►

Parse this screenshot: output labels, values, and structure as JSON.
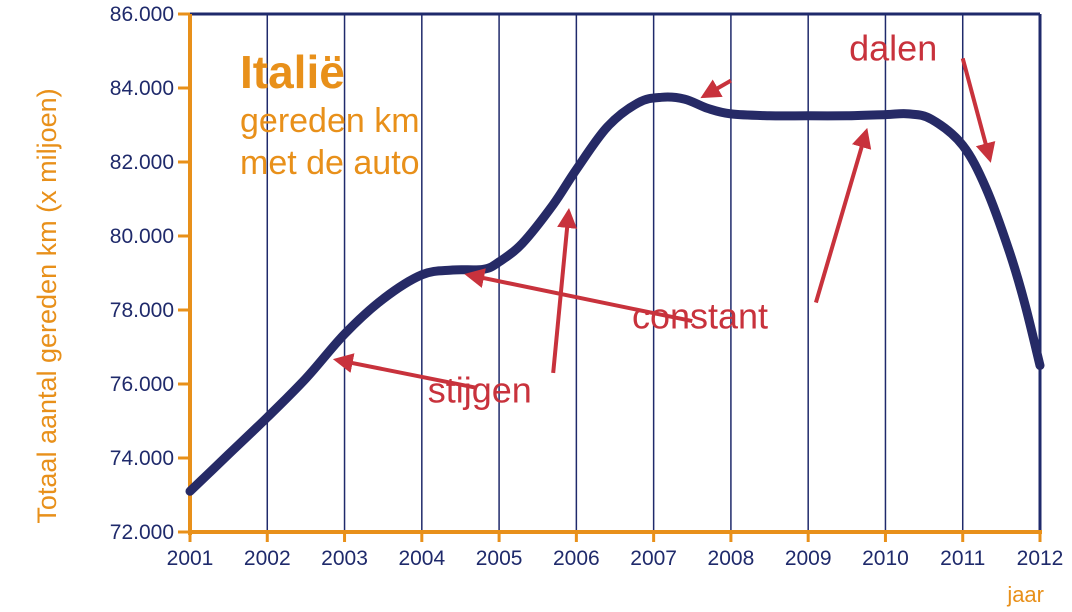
{
  "chart_data": {
    "type": "line",
    "title": "Italië",
    "subtitle_lines": [
      "gereden km",
      "met de auto"
    ],
    "ylabel": "Totaal aantal gereden km (x miljoen)",
    "xlabel": "jaar",
    "x": [
      2001,
      2002,
      2003,
      2004,
      2005,
      2006,
      2007,
      2008,
      2009,
      2010,
      2011,
      2012
    ],
    "xticks": [
      "2001",
      "2002",
      "2003",
      "2004",
      "2005",
      "2006",
      "2007",
      "2008",
      "2009",
      "2010",
      "2011",
      "2012"
    ],
    "yticks": [
      "72.000",
      "74.000",
      "76.000",
      "78.000",
      "80.000",
      "82.000",
      "84.000",
      "86.000"
    ],
    "ylim": [
      72000,
      86000
    ],
    "xlim": [
      2001,
      2012
    ],
    "grid": "vertical",
    "series": [
      {
        "color": "#262a66",
        "points": [
          [
            2001.0,
            73100
          ],
          [
            2001.5,
            74100
          ],
          [
            2002.0,
            75100
          ],
          [
            2002.5,
            76150
          ],
          [
            2003.0,
            77350
          ],
          [
            2003.5,
            78300
          ],
          [
            2004.0,
            78950
          ],
          [
            2004.4,
            79080
          ],
          [
            2004.8,
            79100
          ],
          [
            2005.0,
            79300
          ],
          [
            2005.3,
            79800
          ],
          [
            2005.7,
            80850
          ],
          [
            2006.0,
            81800
          ],
          [
            2006.4,
            82950
          ],
          [
            2006.8,
            83600
          ],
          [
            2007.1,
            83750
          ],
          [
            2007.4,
            83700
          ],
          [
            2007.7,
            83450
          ],
          [
            2008.0,
            83300
          ],
          [
            2008.5,
            83250
          ],
          [
            2009.0,
            83250
          ],
          [
            2009.5,
            83250
          ],
          [
            2010.0,
            83280
          ],
          [
            2010.3,
            83300
          ],
          [
            2010.6,
            83150
          ],
          [
            2011.0,
            82450
          ],
          [
            2011.3,
            81300
          ],
          [
            2011.6,
            79600
          ],
          [
            2011.8,
            78200
          ],
          [
            2012.0,
            76500
          ]
        ]
      }
    ],
    "annotations": [
      {
        "text": "dalen",
        "x": 2010.1,
        "y": 84750,
        "arrows": [
          [
            2008.0,
            84200,
            2007.65,
            83780
          ],
          [
            2011.0,
            84800,
            2011.35,
            82080
          ]
        ]
      },
      {
        "text": "constant",
        "x": 2007.6,
        "y": 77500,
        "arrows": [
          [
            2007.5,
            77700,
            2004.6,
            78950
          ],
          [
            2009.1,
            78200,
            2009.75,
            82820
          ]
        ]
      },
      {
        "text": "stijgen",
        "x": 2004.75,
        "y": 75500,
        "arrows": [
          [
            2004.7,
            75900,
            2002.9,
            76650
          ],
          [
            2005.7,
            76300,
            2005.9,
            80650
          ]
        ]
      }
    ],
    "colors": {
      "axis": "#e8901a",
      "grid": "#1f2a6b",
      "line": "#262a66",
      "text": "#1f2a6b",
      "label": "#e8901a",
      "annotation": "#c8323c"
    }
  }
}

◄

Aim of the task: Write out every entry again word for word, without any of the pictures.

Answer for the task:
Parse this screenshot: output labels, values, and structure as JSON.
{
  "chart_data": {
    "type": "line",
    "title": "Italië",
    "subtitle_lines": [
      "gereden km",
      "met de auto"
    ],
    "ylabel": "Totaal aantal gereden km (x miljoen)",
    "xlabel": "jaar",
    "x": [
      2001,
      2002,
      2003,
      2004,
      2005,
      2006,
      2007,
      2008,
      2009,
      2010,
      2011,
      2012
    ],
    "xticks": [
      "2001",
      "2002",
      "2003",
      "2004",
      "2005",
      "2006",
      "2007",
      "2008",
      "2009",
      "2010",
      "2011",
      "2012"
    ],
    "yticks": [
      "72.000",
      "74.000",
      "76.000",
      "78.000",
      "80.000",
      "82.000",
      "84.000",
      "86.000"
    ],
    "ylim": [
      72000,
      86000
    ],
    "xlim": [
      2001,
      2012
    ],
    "grid": "vertical",
    "series": [
      {
        "color": "#262a66",
        "points": [
          [
            2001.0,
            73100
          ],
          [
            2001.5,
            74100
          ],
          [
            2002.0,
            75100
          ],
          [
            2002.5,
            76150
          ],
          [
            2003.0,
            77350
          ],
          [
            2003.5,
            78300
          ],
          [
            2004.0,
            78950
          ],
          [
            2004.4,
            79080
          ],
          [
            2004.8,
            79100
          ],
          [
            2005.0,
            79300
          ],
          [
            2005.3,
            79800
          ],
          [
            2005.7,
            80850
          ],
          [
            2006.0,
            81800
          ],
          [
            2006.4,
            82950
          ],
          [
            2006.8,
            83600
          ],
          [
            2007.1,
            83750
          ],
          [
            2007.4,
            83700
          ],
          [
            2007.7,
            83450
          ],
          [
            2008.0,
            83300
          ],
          [
            2008.5,
            83250
          ],
          [
            2009.0,
            83250
          ],
          [
            2009.5,
            83250
          ],
          [
            2010.0,
            83280
          ],
          [
            2010.3,
            83300
          ],
          [
            2010.6,
            83150
          ],
          [
            2011.0,
            82450
          ],
          [
            2011.3,
            81300
          ],
          [
            2011.6,
            79600
          ],
          [
            2011.8,
            78200
          ],
          [
            2012.0,
            76500
          ]
        ]
      }
    ],
    "annotations": [
      {
        "text": "dalen",
        "x": 2010.1,
        "y": 84750,
        "arrows": [
          [
            2008.0,
            84200,
            2007.65,
            83780
          ],
          [
            2011.0,
            84800,
            2011.35,
            82080
          ]
        ]
      },
      {
        "text": "constant",
        "x": 2007.6,
        "y": 77500,
        "arrows": [
          [
            2007.5,
            77700,
            2004.6,
            78950
          ],
          [
            2009.1,
            78200,
            2009.75,
            82820
          ]
        ]
      },
      {
        "text": "stijgen",
        "x": 2004.75,
        "y": 75500,
        "arrows": [
          [
            2004.7,
            75900,
            2002.9,
            76650
          ],
          [
            2005.7,
            76300,
            2005.9,
            80650
          ]
        ]
      }
    ],
    "colors": {
      "axis": "#e8901a",
      "grid": "#1f2a6b",
      "line": "#262a66",
      "text": "#1f2a6b",
      "label": "#e8901a",
      "annotation": "#c8323c"
    }
  }
}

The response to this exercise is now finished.